Work required: Are you able to quote each entry exactly as written?

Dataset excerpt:
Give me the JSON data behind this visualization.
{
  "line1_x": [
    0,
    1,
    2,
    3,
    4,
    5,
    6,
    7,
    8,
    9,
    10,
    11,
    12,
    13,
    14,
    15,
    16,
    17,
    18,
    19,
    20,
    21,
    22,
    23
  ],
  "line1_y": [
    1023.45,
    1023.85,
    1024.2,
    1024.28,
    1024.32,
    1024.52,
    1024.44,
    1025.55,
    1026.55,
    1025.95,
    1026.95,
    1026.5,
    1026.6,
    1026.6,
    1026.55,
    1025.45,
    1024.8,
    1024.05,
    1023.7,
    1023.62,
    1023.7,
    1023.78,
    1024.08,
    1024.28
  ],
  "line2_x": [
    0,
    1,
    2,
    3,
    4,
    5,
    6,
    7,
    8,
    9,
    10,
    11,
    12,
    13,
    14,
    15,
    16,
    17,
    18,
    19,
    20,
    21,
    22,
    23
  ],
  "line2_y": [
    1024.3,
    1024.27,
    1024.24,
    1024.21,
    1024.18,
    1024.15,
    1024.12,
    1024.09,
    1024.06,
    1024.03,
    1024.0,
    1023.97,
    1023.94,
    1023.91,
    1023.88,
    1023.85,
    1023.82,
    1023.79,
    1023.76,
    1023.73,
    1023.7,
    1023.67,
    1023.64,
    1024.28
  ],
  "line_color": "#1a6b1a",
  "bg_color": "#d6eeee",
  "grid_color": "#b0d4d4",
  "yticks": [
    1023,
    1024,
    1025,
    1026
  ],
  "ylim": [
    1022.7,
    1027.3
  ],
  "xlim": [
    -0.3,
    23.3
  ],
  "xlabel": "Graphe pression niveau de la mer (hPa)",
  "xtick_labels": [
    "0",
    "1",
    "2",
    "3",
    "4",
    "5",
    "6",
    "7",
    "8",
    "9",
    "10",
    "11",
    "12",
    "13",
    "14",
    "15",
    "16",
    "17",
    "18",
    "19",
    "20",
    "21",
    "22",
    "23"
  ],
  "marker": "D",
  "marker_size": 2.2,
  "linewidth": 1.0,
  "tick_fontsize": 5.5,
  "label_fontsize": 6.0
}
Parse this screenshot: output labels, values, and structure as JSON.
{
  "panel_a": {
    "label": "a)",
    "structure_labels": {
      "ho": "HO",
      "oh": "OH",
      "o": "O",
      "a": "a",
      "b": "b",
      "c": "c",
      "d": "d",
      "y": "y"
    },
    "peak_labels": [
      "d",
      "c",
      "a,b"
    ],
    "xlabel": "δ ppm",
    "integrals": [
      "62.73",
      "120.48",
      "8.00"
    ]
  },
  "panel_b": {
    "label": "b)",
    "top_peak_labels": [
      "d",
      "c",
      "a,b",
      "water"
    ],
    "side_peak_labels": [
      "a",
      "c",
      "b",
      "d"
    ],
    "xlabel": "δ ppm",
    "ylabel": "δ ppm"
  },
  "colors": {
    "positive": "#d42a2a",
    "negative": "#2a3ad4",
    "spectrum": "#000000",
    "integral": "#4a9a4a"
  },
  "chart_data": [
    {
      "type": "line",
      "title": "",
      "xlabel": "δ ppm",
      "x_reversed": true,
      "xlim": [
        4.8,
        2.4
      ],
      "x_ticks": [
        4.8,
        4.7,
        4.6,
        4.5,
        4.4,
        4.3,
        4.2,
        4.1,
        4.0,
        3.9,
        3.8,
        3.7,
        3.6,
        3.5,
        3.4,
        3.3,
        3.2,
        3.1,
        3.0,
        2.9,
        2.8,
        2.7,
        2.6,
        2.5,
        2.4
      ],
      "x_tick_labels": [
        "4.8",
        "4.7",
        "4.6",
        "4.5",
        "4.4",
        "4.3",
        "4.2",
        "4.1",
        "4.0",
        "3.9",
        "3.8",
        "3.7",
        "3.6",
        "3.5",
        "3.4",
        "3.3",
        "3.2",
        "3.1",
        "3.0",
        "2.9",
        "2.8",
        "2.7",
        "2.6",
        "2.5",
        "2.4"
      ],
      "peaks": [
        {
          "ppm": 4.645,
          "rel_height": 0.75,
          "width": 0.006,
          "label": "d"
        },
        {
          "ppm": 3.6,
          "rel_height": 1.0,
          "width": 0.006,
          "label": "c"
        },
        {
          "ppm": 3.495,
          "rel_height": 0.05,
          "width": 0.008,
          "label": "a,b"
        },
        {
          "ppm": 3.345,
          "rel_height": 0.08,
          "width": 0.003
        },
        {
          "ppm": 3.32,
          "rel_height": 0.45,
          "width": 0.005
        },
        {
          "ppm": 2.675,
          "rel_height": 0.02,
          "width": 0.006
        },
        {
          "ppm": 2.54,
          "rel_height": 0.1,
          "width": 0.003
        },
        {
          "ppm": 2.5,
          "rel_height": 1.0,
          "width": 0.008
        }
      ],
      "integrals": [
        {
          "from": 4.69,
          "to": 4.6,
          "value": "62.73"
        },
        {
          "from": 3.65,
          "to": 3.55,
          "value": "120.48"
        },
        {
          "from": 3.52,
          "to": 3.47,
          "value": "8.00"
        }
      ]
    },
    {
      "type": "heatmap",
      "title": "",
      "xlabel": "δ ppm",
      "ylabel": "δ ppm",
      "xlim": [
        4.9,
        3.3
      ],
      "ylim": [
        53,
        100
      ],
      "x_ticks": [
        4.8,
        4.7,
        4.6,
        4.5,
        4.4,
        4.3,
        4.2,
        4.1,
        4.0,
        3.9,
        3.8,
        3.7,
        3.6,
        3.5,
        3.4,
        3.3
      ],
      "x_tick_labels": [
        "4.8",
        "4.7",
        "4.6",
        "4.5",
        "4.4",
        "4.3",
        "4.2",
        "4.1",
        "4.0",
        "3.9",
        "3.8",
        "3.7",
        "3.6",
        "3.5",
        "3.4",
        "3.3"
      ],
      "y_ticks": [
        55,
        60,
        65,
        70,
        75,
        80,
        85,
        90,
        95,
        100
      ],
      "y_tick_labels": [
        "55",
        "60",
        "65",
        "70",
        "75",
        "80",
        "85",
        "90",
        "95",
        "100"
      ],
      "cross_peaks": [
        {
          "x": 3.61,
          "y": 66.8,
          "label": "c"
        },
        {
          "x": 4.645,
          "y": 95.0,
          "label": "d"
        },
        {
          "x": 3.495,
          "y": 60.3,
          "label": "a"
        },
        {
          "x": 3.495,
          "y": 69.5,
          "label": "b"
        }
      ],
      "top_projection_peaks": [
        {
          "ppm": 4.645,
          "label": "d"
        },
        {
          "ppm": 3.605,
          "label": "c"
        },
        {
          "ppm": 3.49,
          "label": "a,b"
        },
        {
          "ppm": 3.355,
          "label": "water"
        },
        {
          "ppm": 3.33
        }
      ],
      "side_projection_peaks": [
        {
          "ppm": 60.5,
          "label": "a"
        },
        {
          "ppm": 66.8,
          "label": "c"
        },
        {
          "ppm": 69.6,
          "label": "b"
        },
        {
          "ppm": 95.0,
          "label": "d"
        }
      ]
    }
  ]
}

Result of the exercise:
Give me the JSON data behind this visualization.
{
  "line1_x": [
    0,
    1,
    2,
    3,
    4,
    5,
    6,
    7,
    8,
    9,
    10,
    11,
    12,
    13,
    14,
    15,
    16,
    17,
    18,
    19,
    20,
    21,
    22,
    23
  ],
  "line1_y": [
    1023.45,
    1023.85,
    1024.2,
    1024.28,
    1024.32,
    1024.52,
    1024.44,
    1025.55,
    1026.55,
    1025.95,
    1026.95,
    1026.5,
    1026.6,
    1026.6,
    1026.55,
    1025.45,
    1024.8,
    1024.05,
    1023.7,
    1023.62,
    1023.7,
    1023.78,
    1024.08,
    1024.28
  ],
  "line2_x": [
    0,
    1,
    2,
    3,
    4,
    5,
    6,
    7,
    8,
    9,
    10,
    11,
    12,
    13,
    14,
    15,
    16,
    17,
    18,
    19,
    20,
    21,
    22,
    23
  ],
  "line2_y": [
    1024.3,
    1024.27,
    1024.24,
    1024.21,
    1024.18,
    1024.15,
    1024.12,
    1024.09,
    1024.06,
    1024.03,
    1024.0,
    1023.97,
    1023.94,
    1023.91,
    1023.88,
    1023.85,
    1023.82,
    1023.79,
    1023.76,
    1023.73,
    1023.7,
    1023.67,
    1023.64,
    1024.28
  ],
  "line_color": "#1a6b1a",
  "bg_color": "#d6eeee",
  "grid_color": "#b0d4d4",
  "yticks": [
    1023,
    1024,
    1025,
    1026
  ],
  "ylim": [
    1022.7,
    1027.3
  ],
  "xlim": [
    -0.3,
    23.3
  ],
  "xlabel": "Graphe pression niveau de la mer (hPa)",
  "xtick_labels": [
    "0",
    "1",
    "2",
    "3",
    "4",
    "5",
    "6",
    "7",
    "8",
    "9",
    "10",
    "11",
    "12",
    "13",
    "14",
    "15",
    "16",
    "17",
    "18",
    "19",
    "20",
    "21",
    "22",
    "23"
  ],
  "marker": "D",
  "marker_size": 2.2,
  "linewidth": 1.0,
  "tick_fontsize": 5.5,
  "label_fontsize": 6.0
}
Parse this screenshot: output labels, values, and structure as JSON.
{
  "panel_a": {
    "label": "a)",
    "structure_labels": {
      "ho": "HO",
      "oh": "OH",
      "o": "O",
      "a": "a",
      "b": "b",
      "c": "c",
      "d": "d",
      "y": "y"
    },
    "peak_labels": [
      "d",
      "c",
      "a,b"
    ],
    "xlabel": "δ ppm",
    "integrals": [
      "62.73",
      "120.48",
      "8.00"
    ]
  },
  "panel_b": {
    "label": "b)",
    "top_peak_labels": [
      "d",
      "c",
      "a,b",
      "water"
    ],
    "side_peak_labels": [
      "a",
      "c",
      "b",
      "d"
    ],
    "xlabel": "δ ppm",
    "ylabel": "δ ppm"
  },
  "colors": {
    "positive": "#d42a2a",
    "negative": "#2a3ad4",
    "spectrum": "#000000",
    "integral": "#4a9a4a"
  },
  "chart_data": [
    {
      "type": "line",
      "title": "",
      "xlabel": "δ ppm",
      "x_reversed": true,
      "xlim": [
        4.8,
        2.4
      ],
      "x_ticks": [
        4.8,
        4.7,
        4.6,
        4.5,
        4.4,
        4.3,
        4.2,
        4.1,
        4.0,
        3.9,
        3.8,
        3.7,
        3.6,
        3.5,
        3.4,
        3.3,
        3.2,
        3.1,
        3.0,
        2.9,
        2.8,
        2.7,
        2.6,
        2.5,
        2.4
      ],
      "x_tick_labels": [
        "4.8",
        "4.7",
        "4.6",
        "4.5",
        "4.4",
        "4.3",
        "4.2",
        "4.1",
        "4.0",
        "3.9",
        "3.8",
        "3.7",
        "3.6",
        "3.5",
        "3.4",
        "3.3",
        "3.2",
        "3.1",
        "3.0",
        "2.9",
        "2.8",
        "2.7",
        "2.6",
        "2.5",
        "2.4"
      ],
      "peaks": [
        {
          "ppm": 4.645,
          "rel_height": 0.75,
          "width": 0.006,
          "label": "d"
        },
        {
          "ppm": 3.6,
          "rel_height": 1.0,
          "width": 0.006,
          "label": "c"
        },
        {
          "ppm": 3.495,
          "rel_height": 0.05,
          "width": 0.008,
          "label": "a,b"
        },
        {
          "ppm": 3.345,
          "rel_height": 0.08,
          "width": 0.003
        },
        {
          "ppm": 3.32,
          "rel_height": 0.45,
          "width": 0.005
        },
        {
          "ppm": 2.675,
          "rel_height": 0.02,
          "width": 0.006
        },
        {
          "ppm": 2.54,
          "rel_height": 0.1,
          "width": 0.003
        },
        {
          "ppm": 2.5,
          "rel_height": 1.0,
          "width": 0.008
        }
      ],
      "integrals": [
        {
          "from": 4.69,
          "to": 4.6,
          "value": "62.73"
        },
        {
          "from": 3.65,
          "to": 3.55,
          "value": "120.48"
        },
        {
          "from": 3.52,
          "to": 3.47,
          "value": "8.00"
        }
      ]
    },
    {
      "type": "heatmap",
      "title": "",
      "xlabel": "δ ppm",
      "ylabel": "δ ppm",
      "xlim": [
        4.9,
        3.3
      ],
      "ylim": [
        53,
        100
      ],
      "x_ticks": [
        4.8,
        4.7,
        4.6,
        4.5,
        4.4,
        4.3,
        4.2,
        4.1,
        4.0,
        3.9,
        3.8,
        3.7,
        3.6,
        3.5,
        3.4,
        3.3
      ],
      "x_tick_labels": [
        "4.8",
        "4.7",
        "4.6",
        "4.5",
        "4.4",
        "4.3",
        "4.2",
        "4.1",
        "4.0",
        "3.9",
        "3.8",
        "3.7",
        "3.6",
        "3.5",
        "3.4",
        "3.3"
      ],
      "y_ticks": [
        55,
        60,
        65,
        70,
        75,
        80,
        85,
        90,
        95,
        100
      ],
      "y_tick_labels": [
        "55",
        "60",
        "65",
        "70",
        "75",
        "80",
        "85",
        "90",
        "95",
        "100"
      ],
      "cross_peaks": [
        {
          "x": 3.61,
          "y": 66.8,
          "label": "c"
        },
        {
          "x": 4.645,
          "y": 95.0,
          "label": "d"
        },
        {
          "x": 3.495,
          "y": 60.3,
          "label": "a"
        },
        {
          "x": 3.495,
          "y": 69.5,
          "label": "b"
        }
      ],
      "top_projection_peaks": [
        {
          "ppm": 4.645,
          "label": "d"
        },
        {
          "ppm": 3.605,
          "label": "c"
        },
        {
          "ppm": 3.49,
          "label": "a,b"
        },
        {
          "ppm": 3.355,
          "label": "water"
        },
        {
          "ppm": 3.33
        }
      ],
      "side_projection_peaks": [
        {
          "ppm": 60.5,
          "label": "a"
        },
        {
          "ppm": 66.8,
          "label": "c"
        },
        {
          "ppm": 69.6,
          "label": "b"
        },
        {
          "ppm": 95.0,
          "label": "d"
        }
      ]
    }
  ]
}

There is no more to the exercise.